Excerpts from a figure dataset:
********
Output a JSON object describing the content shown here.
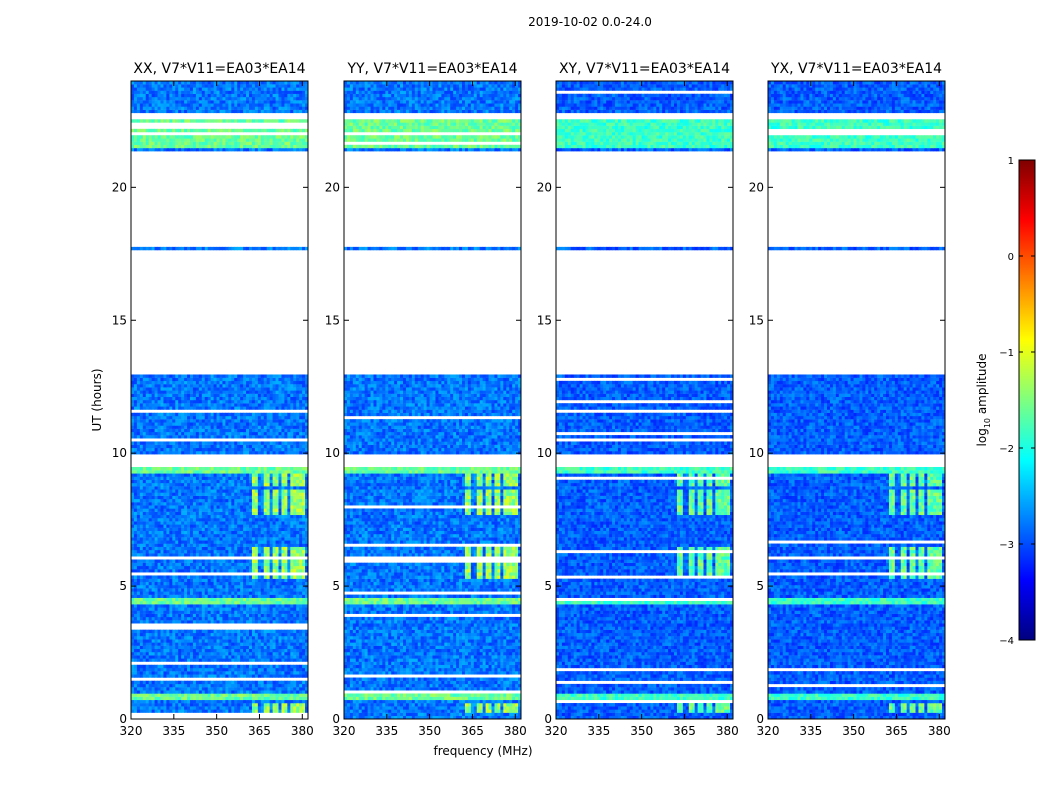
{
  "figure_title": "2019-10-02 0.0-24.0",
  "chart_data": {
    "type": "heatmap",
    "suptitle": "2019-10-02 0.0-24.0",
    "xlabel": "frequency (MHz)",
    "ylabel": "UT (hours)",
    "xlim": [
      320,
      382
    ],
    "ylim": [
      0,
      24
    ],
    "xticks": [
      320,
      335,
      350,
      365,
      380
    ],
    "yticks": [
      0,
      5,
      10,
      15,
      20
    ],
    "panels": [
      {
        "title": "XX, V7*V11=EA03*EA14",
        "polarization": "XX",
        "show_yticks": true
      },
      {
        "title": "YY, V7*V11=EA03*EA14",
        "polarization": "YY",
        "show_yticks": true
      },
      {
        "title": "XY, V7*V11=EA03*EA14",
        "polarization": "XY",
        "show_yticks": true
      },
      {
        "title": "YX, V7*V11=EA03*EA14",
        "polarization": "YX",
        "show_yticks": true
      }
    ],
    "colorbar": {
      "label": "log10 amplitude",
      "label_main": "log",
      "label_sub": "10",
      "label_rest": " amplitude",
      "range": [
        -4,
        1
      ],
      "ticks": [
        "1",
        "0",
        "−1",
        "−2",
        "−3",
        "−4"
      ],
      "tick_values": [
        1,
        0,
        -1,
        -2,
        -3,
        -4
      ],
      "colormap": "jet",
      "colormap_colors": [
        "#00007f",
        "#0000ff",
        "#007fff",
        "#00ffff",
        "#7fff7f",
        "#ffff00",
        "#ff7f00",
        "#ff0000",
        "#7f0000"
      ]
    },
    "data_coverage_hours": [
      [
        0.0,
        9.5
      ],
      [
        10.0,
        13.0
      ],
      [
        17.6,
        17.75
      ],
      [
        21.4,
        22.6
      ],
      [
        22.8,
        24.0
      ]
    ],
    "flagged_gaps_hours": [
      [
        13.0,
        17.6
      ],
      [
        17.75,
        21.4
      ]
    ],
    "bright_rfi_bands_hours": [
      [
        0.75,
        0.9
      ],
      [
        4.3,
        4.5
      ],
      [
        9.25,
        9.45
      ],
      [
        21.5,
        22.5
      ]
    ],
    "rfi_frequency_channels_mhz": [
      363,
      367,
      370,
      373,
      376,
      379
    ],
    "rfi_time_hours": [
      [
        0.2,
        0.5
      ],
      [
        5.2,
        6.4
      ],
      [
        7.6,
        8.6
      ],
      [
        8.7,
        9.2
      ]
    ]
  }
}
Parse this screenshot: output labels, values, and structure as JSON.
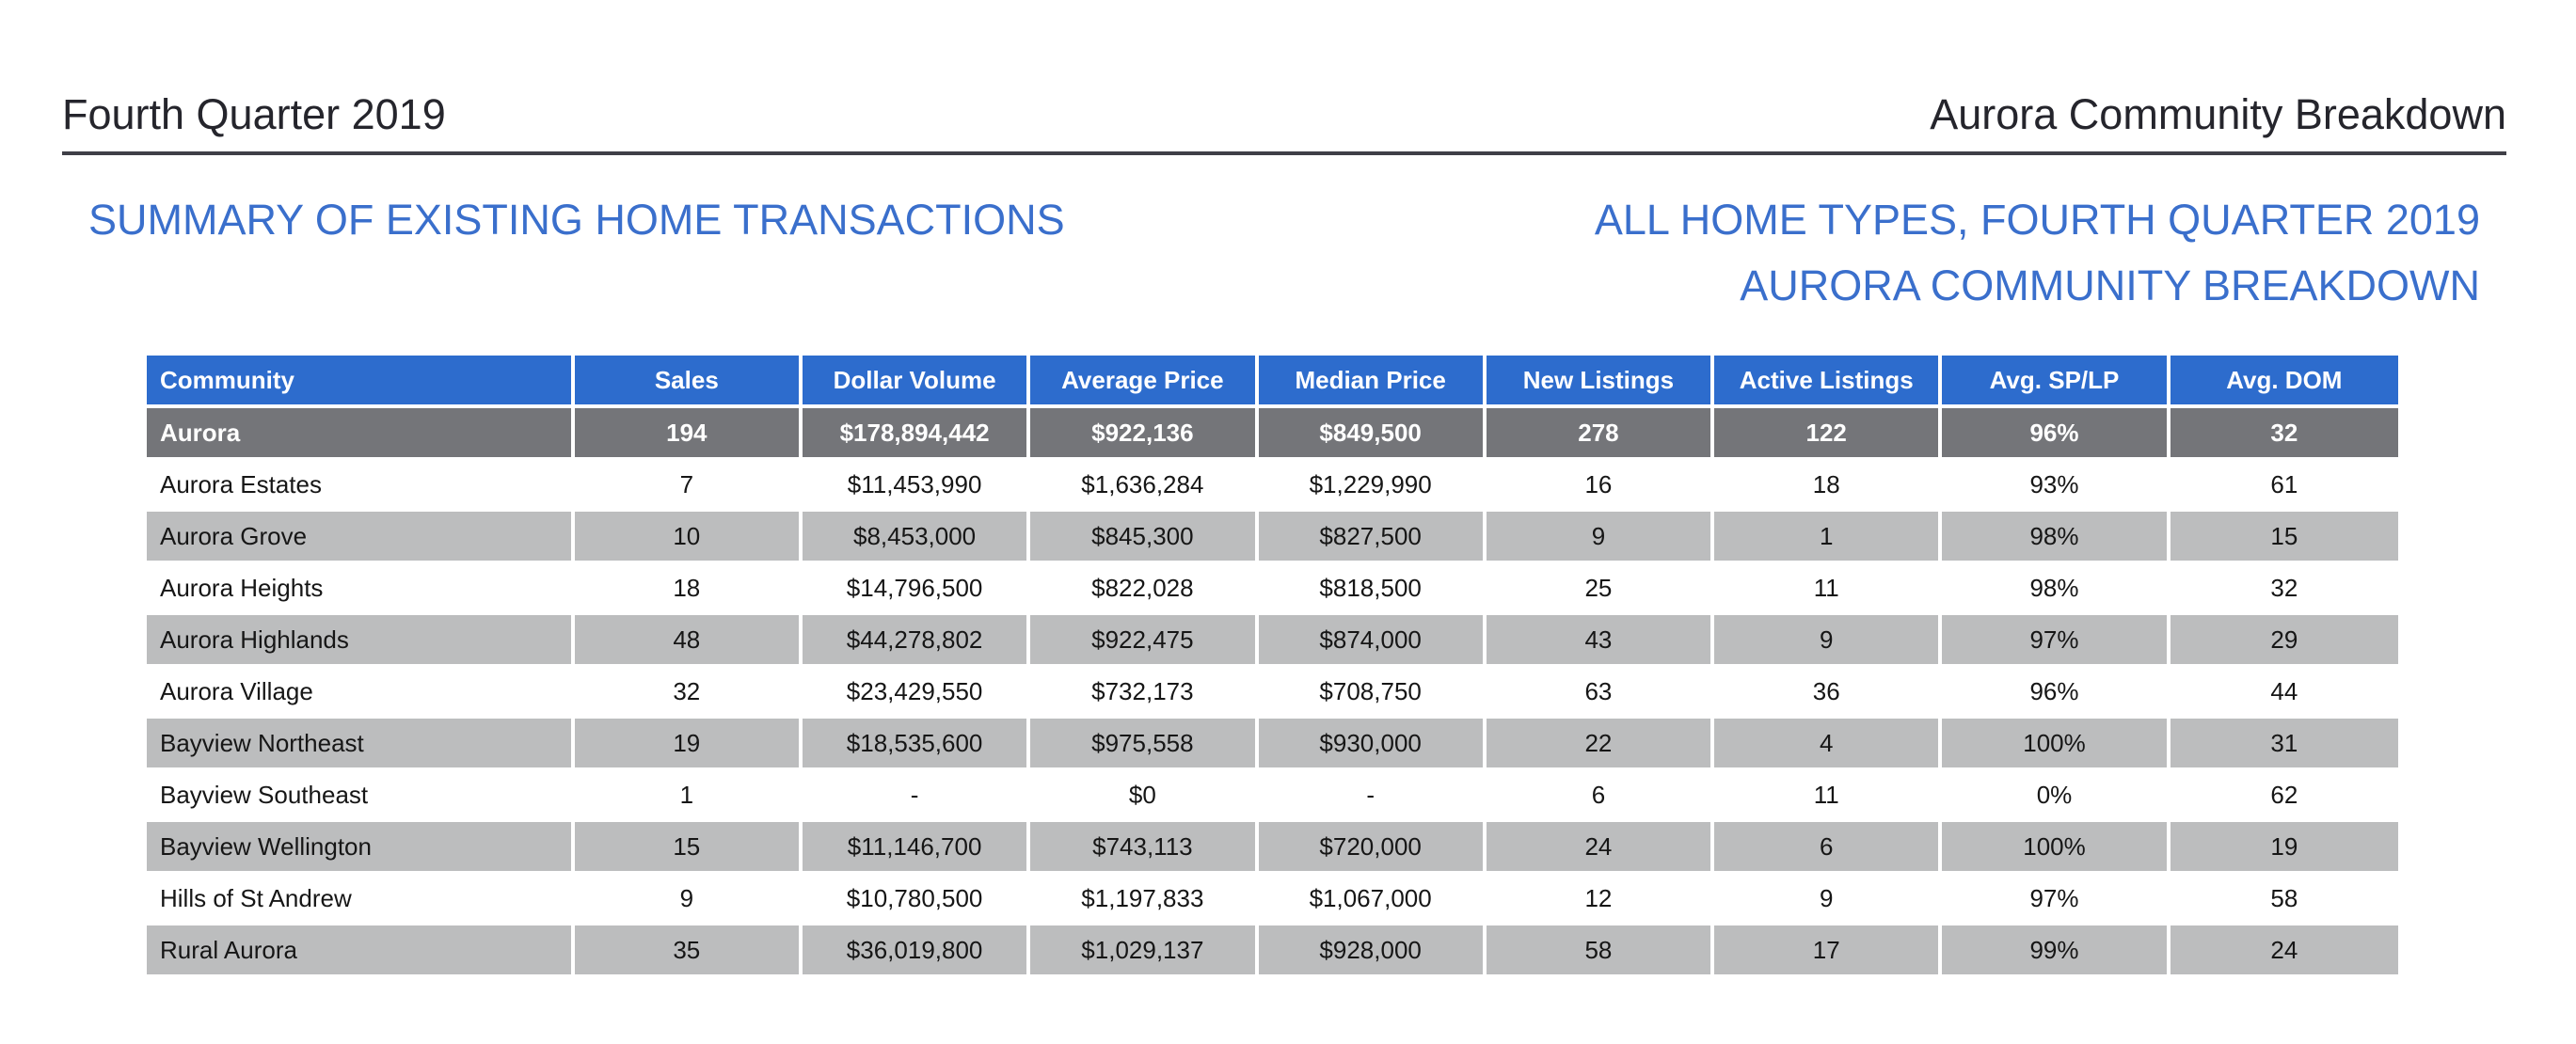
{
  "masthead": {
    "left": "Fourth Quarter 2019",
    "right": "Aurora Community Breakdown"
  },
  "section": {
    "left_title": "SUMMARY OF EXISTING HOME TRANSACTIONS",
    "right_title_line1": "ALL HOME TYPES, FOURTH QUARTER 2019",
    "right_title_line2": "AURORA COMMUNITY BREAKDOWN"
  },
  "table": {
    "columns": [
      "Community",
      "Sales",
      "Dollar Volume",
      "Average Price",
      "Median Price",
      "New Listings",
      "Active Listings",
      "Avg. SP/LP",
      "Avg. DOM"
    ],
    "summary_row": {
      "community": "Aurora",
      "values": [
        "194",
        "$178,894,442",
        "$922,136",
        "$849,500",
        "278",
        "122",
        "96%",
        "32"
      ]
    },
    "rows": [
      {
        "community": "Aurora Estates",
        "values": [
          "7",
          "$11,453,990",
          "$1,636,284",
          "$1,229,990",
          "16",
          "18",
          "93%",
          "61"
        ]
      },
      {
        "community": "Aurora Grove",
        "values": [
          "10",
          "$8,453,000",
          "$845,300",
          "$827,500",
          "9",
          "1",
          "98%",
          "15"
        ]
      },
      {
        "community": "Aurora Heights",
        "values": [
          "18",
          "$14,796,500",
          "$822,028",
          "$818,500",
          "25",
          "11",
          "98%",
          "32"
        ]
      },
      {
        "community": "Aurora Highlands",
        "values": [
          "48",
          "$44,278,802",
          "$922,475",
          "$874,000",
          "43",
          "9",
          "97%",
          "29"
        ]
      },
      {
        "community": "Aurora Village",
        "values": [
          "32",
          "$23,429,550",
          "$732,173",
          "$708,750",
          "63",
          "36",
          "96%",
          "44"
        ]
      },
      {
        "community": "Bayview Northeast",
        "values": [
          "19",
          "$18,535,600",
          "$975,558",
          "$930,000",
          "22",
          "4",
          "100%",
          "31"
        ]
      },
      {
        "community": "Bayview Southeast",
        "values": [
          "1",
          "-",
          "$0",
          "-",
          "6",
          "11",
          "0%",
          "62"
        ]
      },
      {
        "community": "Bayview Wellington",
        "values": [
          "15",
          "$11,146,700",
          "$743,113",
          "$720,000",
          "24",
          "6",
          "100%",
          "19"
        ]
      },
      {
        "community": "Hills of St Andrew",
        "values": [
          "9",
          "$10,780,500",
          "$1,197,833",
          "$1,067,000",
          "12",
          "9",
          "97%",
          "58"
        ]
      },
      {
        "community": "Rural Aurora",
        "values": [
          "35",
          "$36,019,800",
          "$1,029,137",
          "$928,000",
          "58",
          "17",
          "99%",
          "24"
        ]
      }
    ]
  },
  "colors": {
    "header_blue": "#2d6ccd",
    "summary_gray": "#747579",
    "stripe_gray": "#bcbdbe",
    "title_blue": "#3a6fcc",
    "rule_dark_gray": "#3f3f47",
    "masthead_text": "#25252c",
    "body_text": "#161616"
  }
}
********
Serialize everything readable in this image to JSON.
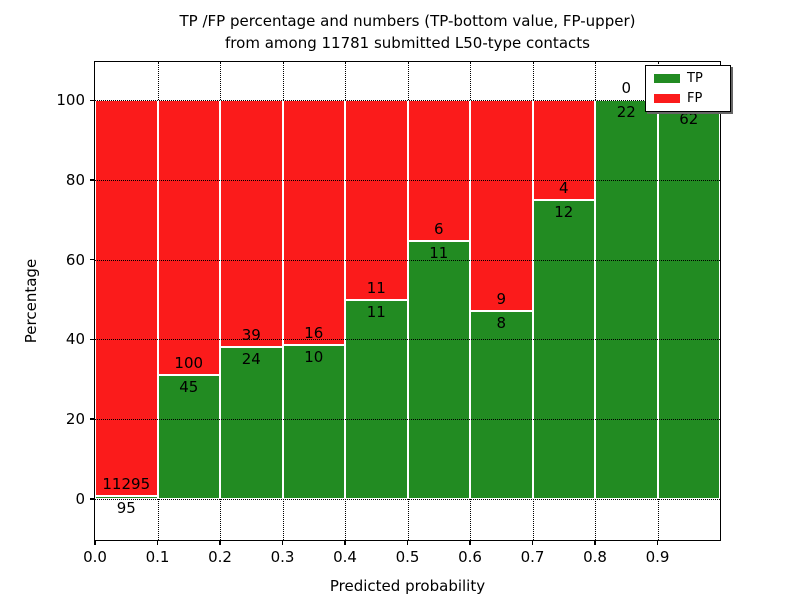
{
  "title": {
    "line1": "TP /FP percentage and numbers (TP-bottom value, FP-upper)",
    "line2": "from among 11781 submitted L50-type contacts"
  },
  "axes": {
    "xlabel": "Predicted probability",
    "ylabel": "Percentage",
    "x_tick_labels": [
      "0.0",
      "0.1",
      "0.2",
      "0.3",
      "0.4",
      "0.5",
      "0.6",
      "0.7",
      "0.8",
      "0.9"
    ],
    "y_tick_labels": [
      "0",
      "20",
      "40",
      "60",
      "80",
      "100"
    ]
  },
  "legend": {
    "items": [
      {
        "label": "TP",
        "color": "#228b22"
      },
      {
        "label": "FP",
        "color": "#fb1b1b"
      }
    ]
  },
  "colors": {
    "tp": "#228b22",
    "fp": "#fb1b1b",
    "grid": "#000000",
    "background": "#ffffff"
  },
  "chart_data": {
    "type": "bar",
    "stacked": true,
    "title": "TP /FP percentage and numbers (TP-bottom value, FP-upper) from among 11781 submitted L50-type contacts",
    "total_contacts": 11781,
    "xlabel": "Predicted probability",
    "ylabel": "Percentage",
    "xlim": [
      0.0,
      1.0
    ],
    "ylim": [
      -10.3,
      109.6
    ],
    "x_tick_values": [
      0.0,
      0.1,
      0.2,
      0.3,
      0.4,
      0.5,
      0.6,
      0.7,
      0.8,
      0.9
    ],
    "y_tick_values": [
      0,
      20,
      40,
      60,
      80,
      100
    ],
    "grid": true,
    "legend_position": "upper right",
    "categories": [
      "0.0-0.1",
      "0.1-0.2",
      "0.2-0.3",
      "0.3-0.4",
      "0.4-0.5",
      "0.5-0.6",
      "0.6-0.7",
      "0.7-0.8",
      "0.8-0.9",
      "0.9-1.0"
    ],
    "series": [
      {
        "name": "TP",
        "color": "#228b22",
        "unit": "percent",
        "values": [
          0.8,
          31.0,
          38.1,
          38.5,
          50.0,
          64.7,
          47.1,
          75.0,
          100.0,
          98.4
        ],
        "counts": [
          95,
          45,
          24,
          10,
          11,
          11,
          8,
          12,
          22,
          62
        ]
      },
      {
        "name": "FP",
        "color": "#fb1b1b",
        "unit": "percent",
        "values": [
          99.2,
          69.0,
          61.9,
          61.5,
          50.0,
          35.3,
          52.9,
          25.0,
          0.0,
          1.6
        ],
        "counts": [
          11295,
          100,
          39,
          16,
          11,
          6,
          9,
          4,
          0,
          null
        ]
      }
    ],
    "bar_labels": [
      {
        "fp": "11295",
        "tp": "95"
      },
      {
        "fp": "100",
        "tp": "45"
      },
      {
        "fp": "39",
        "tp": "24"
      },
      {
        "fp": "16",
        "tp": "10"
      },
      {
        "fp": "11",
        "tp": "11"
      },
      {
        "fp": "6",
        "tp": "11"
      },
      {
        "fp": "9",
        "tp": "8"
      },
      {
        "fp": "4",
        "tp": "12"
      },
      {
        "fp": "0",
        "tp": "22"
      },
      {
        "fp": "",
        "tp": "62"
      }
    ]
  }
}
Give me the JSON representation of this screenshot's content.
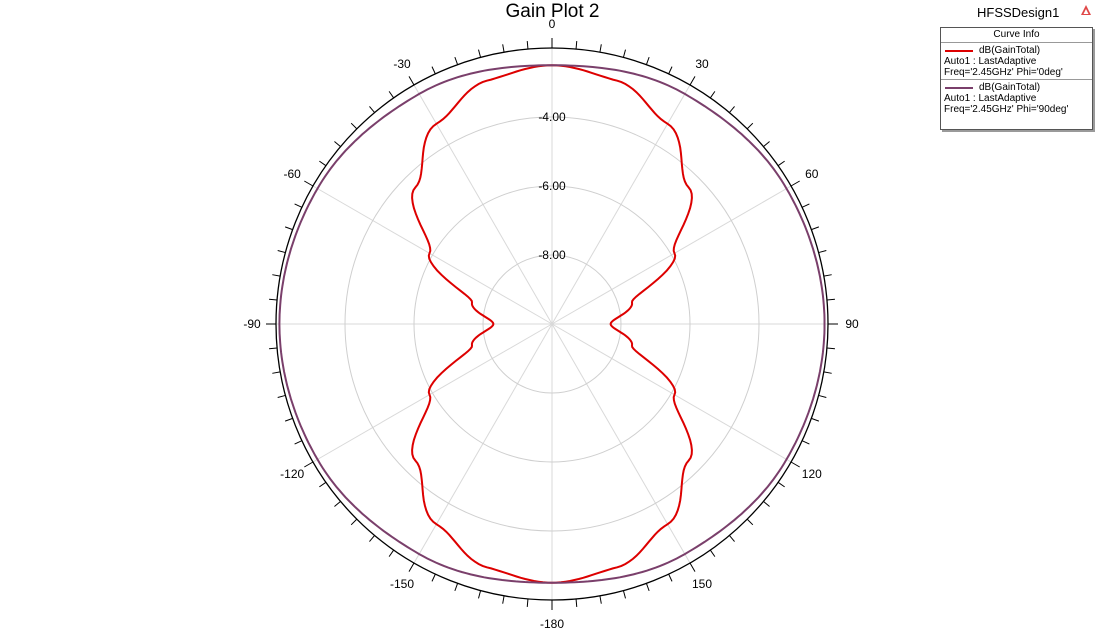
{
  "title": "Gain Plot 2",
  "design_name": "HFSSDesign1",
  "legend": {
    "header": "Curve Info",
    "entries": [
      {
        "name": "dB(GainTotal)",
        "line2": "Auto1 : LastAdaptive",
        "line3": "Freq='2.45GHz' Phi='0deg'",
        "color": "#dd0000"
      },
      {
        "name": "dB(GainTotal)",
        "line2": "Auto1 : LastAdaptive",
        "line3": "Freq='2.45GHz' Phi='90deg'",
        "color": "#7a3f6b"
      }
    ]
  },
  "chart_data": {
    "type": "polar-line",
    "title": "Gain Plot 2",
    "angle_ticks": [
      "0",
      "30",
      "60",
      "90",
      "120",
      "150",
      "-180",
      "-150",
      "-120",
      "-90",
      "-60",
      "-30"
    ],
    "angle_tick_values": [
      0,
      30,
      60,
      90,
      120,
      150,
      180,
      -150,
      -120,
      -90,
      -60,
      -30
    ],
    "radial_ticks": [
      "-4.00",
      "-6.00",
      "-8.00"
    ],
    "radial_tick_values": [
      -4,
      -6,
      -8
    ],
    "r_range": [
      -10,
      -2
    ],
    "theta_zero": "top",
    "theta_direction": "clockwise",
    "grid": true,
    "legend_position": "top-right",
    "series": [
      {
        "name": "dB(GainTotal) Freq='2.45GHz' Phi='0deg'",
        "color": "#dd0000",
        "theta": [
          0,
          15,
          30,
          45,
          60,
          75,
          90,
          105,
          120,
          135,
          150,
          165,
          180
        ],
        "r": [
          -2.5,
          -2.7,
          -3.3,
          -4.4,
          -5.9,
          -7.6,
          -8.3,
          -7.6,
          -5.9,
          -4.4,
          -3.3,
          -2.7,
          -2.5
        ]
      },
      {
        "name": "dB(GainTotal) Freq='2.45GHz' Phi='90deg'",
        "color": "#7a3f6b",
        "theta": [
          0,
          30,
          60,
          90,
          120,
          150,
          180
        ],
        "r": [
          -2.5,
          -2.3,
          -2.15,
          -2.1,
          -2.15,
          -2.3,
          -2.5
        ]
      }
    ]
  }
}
********
TASK INSTRUCTIONS
Find all lines with "amplitude" in them and copy each one.

RESPONSE TO THIS TASK
      "label": "log10 amplitude",
      "label_rest": " amplitude",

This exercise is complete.